Excerpts from an interface dataset:

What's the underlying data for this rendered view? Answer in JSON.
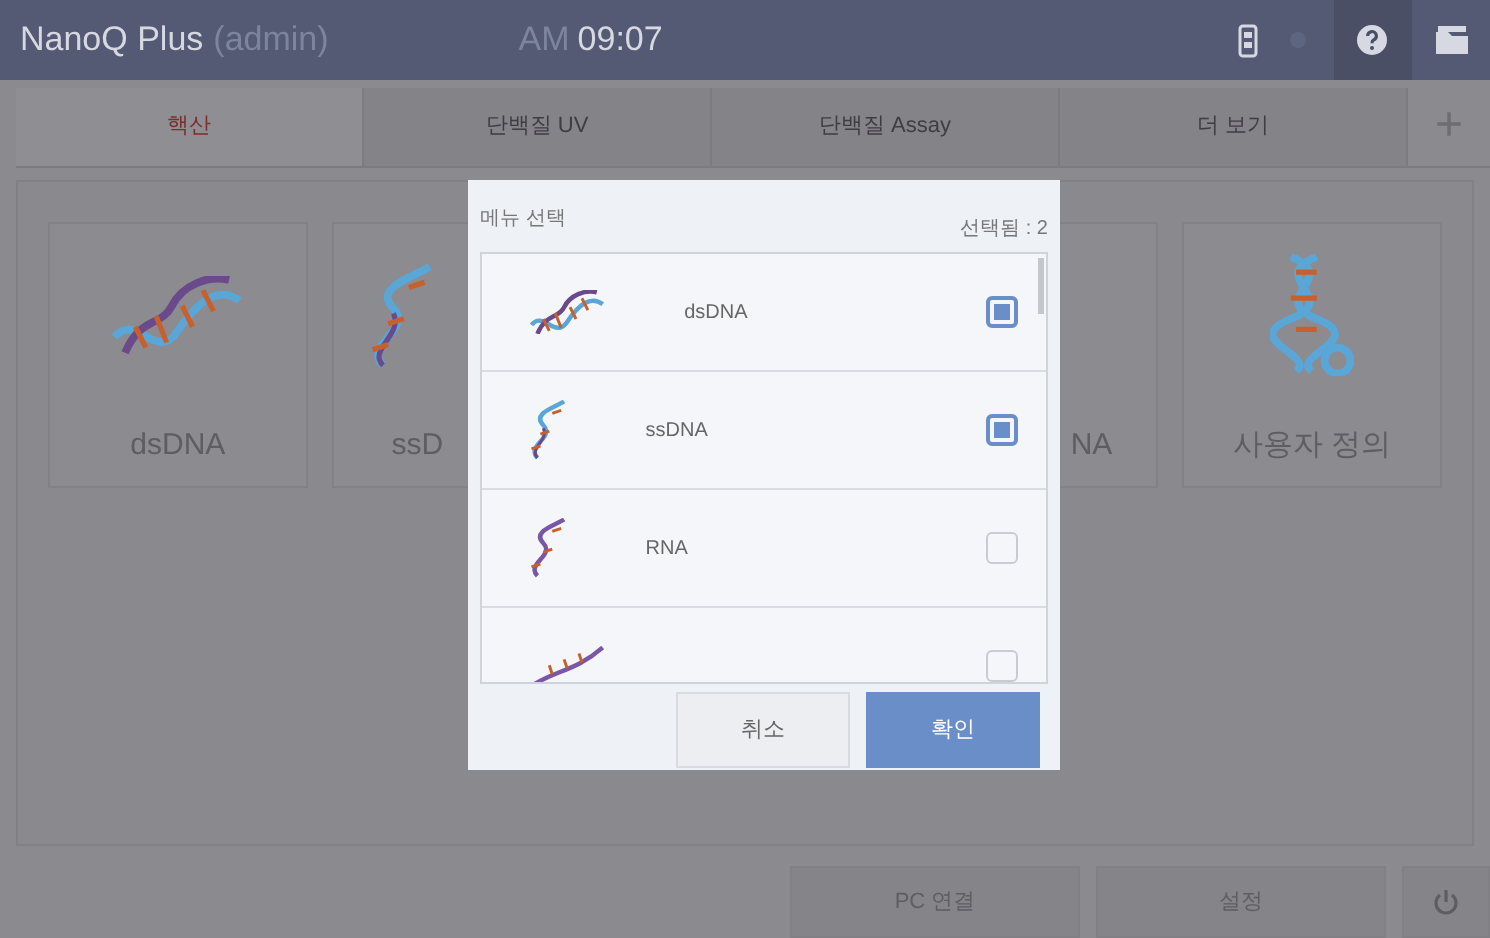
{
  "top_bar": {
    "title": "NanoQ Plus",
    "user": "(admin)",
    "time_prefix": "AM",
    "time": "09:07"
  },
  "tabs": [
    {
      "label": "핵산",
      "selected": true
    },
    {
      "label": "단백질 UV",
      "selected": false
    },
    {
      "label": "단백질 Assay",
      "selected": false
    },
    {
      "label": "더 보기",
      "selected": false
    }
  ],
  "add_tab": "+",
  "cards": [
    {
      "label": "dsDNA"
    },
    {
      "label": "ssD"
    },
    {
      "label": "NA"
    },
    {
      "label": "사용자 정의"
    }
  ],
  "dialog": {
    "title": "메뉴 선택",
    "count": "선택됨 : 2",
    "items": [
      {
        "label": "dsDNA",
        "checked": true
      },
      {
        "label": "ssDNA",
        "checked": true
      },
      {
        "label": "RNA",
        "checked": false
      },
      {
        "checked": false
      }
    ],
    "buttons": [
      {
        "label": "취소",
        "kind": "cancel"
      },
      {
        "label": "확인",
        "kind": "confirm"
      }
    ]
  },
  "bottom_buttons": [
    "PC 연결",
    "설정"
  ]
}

→ **WHAT TO WORK ON**: Word for word, reproduce all the data, but not the pictures.

→ **SOLUTION TO THIS TASK**:
What's the underlying data for this rendered view? Answer in JSON.
{
  "top_bar": {
    "title": "NanoQ Plus",
    "user": "(admin)",
    "time_prefix": "AM",
    "time": "09:07"
  },
  "tabs": [
    {
      "label": "핵산",
      "selected": true
    },
    {
      "label": "단백질 UV",
      "selected": false
    },
    {
      "label": "단백질 Assay",
      "selected": false
    },
    {
      "label": "더 보기",
      "selected": false
    }
  ],
  "add_tab": "+",
  "cards": [
    {
      "label": "dsDNA"
    },
    {
      "label": "ssD"
    },
    {
      "label": "NA"
    },
    {
      "label": "사용자 정의"
    }
  ],
  "dialog": {
    "title": "메뉴 선택",
    "count": "선택됨 : 2",
    "items": [
      {
        "label": "dsDNA",
        "checked": true
      },
      {
        "label": "ssDNA",
        "checked": true
      },
      {
        "label": "RNA",
        "checked": false
      },
      {
        "checked": false
      }
    ],
    "buttons": [
      {
        "label": "취소",
        "kind": "cancel"
      },
      {
        "label": "확인",
        "kind": "confirm"
      }
    ]
  },
  "bottom_buttons": [
    "PC 연결",
    "설정"
  ]
}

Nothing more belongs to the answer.